● **Problem description**:
Every record here needs to be written out again exactly.

● **The data**:
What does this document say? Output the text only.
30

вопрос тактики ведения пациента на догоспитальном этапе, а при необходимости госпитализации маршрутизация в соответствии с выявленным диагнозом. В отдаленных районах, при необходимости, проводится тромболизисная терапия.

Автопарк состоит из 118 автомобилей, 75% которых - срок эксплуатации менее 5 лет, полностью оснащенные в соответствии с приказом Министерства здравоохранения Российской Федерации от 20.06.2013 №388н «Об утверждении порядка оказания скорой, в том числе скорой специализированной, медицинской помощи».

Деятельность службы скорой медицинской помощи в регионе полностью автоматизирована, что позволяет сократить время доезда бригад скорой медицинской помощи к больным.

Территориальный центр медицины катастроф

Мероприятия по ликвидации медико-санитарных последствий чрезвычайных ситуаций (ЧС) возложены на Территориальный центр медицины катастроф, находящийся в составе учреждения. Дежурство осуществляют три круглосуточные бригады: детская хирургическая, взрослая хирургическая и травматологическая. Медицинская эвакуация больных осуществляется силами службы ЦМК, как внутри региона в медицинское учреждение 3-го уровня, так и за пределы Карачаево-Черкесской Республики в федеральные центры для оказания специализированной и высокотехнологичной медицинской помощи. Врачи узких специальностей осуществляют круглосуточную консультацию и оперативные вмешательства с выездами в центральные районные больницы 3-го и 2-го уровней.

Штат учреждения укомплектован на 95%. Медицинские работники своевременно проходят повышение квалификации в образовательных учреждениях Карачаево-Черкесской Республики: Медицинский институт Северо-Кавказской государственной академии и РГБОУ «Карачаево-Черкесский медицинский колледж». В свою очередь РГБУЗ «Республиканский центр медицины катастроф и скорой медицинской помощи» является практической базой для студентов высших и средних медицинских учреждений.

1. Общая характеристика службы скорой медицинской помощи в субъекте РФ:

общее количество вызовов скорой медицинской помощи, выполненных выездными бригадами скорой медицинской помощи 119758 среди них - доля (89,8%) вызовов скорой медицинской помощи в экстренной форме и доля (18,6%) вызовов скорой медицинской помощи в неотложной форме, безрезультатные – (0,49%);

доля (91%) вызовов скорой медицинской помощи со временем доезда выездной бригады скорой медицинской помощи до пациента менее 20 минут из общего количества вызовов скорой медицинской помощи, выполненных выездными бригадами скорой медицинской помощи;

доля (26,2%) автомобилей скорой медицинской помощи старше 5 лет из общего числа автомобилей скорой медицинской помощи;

● **Task output**:
What does this document say? Output the text only.
30

вопрос тактики ведения пациента на догоспитальном этапе, а при необходимости госпитализации маршрутизация в соответствии с выявленным диагнозом. В отдаленных районах, при необходимости, проводится тромболизисная терапия.

Автопарк состоит из 118 автомобилей, 75% которых - срок эксплуатации менее 5 лет, полностью оснащенные в соответствии с приказом Министерства здравоохранения Российской Федерации от 20.06.2013 №388н «Об утверждении порядка оказания скорой, в том числе скорой специализированной, медицинской помощи».

Деятельность службы скорой медицинской помощи в регионе полностью автоматизирована, что позволяет сократить время доезда бригад скорой медицинской помощи к больным.

Территориальный центр медицины катастроф

Мероприятия по ликвидации медико-санитарных последствий чрезвычайных ситуаций (ЧС) возложены на Территориальный центр медицины катастроф, находящийся в составе учреждения. Дежурство осуществляют три круглосуточные бригады: детская хирургическая, взрослая хирургическая и травматологическая. Медицинская эвакуация больных осуществляется силами службы ЦМК, как внутри региона в медицинское учреждение 3-го уровня, так и за пределы Карачаево-Черкесской Республики в федеральные центры для оказания специализированной и высокотехнологичной медицинской помощи. Врачи узких специальностей осуществляют круглосуточную консультацию и оперативные вмешательства с выездами в центральные районные больницы 3-го и 2-го уровней.

Штат учреждения укомплектован на 95%. Медицинские работники своевременно проходят повышение квалификации в образовательных учреждениях Карачаево-Черкесской Республики: Медицинский институт Северо-Кавказской государственной академии и РГБОУ «Карачаево-Черкесский медицинский колледж». В свою очередь РГБУЗ «Республиканский центр медицины катастроф и скорой медицинской помощи» является практической базой для студентов высших и средних медицинских учреждений.

1. Общая характеристика службы скорой медицинской помощи в субъекте РФ:

общее количество вызовов скорой медицинской помощи, выполненных выездными бригадами скорой медицинской помощи 119758 среди них - доля (89,8%) вызовов скорой медицинской помощи в экстренной форме и доля (18,6%) вызовов скорой медицинской помощи в неотложной форме, безрезультатные – (0,49%);

доля (91%) вызовов скорой медицинской помощи со временем доезда выездной бригады скорой медицинской помощи до пациента менее 20 минут из общего количества вызовов скорой медицинской помощи, выполненных выездными бригадами скорой медицинской помощи;

доля (26,2%) автомобилей скорой медицинской помощи старше 5 лет из общего числа автомобилей скорой медицинской помощи;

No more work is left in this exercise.